### Source records
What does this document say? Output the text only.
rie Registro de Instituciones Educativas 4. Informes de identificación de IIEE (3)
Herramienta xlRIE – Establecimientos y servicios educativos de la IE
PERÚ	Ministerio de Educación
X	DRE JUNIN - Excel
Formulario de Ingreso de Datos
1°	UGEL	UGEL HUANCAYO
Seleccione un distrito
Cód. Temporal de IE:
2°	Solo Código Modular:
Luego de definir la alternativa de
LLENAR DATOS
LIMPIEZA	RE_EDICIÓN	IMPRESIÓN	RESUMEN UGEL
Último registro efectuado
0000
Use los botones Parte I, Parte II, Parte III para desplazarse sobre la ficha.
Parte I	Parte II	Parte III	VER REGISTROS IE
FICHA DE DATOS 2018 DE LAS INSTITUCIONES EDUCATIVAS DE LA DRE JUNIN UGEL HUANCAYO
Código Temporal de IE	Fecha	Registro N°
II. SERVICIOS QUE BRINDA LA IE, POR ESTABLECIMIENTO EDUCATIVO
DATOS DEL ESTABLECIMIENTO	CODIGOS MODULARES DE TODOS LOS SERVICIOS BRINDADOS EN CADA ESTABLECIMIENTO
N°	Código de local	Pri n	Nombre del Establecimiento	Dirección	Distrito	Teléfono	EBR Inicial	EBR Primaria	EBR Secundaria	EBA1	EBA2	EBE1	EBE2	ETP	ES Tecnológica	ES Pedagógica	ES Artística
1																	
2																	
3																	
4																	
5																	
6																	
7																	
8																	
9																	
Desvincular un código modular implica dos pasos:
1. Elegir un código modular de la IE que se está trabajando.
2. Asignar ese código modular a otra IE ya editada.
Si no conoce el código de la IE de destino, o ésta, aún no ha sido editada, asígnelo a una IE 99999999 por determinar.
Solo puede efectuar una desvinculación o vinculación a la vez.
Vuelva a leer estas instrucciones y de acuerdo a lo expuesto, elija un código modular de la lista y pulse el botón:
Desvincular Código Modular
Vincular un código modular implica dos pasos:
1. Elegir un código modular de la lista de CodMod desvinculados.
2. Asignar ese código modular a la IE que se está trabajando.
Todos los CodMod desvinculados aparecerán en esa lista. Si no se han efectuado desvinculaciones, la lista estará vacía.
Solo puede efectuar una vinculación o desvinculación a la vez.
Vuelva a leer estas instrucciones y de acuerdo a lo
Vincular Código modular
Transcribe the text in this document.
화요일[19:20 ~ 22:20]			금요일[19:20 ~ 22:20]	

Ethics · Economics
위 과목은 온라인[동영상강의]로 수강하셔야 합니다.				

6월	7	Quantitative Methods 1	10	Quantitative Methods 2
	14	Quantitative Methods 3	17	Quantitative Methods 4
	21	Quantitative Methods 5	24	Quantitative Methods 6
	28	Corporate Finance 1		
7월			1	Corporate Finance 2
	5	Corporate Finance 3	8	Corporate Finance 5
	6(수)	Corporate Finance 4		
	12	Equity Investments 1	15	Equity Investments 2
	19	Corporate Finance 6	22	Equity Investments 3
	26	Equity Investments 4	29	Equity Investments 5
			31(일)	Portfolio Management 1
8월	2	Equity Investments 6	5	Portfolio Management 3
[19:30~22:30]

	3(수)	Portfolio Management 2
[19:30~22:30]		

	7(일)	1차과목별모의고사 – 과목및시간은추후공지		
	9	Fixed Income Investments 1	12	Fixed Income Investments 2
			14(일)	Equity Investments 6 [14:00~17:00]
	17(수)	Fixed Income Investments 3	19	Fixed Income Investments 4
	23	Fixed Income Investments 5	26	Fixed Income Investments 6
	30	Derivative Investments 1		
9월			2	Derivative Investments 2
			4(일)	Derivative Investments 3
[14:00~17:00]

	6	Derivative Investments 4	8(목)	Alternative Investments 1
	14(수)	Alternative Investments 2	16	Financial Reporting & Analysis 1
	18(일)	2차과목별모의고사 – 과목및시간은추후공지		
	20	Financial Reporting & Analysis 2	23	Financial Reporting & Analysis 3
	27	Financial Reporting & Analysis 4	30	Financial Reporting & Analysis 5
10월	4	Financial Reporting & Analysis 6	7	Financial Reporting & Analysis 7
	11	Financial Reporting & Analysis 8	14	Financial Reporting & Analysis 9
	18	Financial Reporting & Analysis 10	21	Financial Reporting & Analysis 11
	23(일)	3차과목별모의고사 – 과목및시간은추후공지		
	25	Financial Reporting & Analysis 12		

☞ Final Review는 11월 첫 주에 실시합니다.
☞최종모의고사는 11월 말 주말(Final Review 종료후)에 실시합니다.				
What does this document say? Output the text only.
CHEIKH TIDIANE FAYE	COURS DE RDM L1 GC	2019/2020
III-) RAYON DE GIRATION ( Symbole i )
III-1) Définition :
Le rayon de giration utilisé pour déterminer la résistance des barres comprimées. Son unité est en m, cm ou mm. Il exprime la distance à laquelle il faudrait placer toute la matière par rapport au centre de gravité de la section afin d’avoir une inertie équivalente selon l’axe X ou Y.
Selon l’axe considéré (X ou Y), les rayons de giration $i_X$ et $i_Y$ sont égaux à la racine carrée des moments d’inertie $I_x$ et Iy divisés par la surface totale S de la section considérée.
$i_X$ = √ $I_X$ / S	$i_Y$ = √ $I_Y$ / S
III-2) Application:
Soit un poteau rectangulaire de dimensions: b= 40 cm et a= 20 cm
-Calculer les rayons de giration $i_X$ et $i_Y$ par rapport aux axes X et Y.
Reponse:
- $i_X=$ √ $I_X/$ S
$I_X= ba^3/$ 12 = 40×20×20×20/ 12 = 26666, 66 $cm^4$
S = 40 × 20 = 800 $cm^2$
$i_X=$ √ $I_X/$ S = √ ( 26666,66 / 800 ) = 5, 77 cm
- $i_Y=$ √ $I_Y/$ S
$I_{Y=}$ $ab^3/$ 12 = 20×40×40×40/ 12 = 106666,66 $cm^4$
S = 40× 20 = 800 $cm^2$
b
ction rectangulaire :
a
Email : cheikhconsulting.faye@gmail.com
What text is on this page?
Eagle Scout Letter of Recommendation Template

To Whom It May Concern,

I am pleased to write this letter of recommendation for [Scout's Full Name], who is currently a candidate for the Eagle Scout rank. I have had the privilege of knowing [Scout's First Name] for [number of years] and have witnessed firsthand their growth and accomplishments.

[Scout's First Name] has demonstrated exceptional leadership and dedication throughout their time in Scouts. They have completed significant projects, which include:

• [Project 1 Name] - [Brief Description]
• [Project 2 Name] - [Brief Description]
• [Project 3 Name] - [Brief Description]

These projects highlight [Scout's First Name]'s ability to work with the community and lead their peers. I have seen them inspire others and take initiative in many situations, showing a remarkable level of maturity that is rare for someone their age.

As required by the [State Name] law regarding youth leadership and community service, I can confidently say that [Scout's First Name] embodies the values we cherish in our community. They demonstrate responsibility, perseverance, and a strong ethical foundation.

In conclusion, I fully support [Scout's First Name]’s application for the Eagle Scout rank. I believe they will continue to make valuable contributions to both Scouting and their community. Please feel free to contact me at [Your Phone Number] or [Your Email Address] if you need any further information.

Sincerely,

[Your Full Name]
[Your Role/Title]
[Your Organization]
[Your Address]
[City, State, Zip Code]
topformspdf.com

### Written exercise
Copy each line holding the word "Methods" from the listing above.

### Written response
6월	7	Quantitative Methods 1	10	Quantitative Methods 2
	14	Quantitative Methods 3	17	Quantitative Methods 4
	21	Quantitative Methods 5	24	Quantitative Methods 6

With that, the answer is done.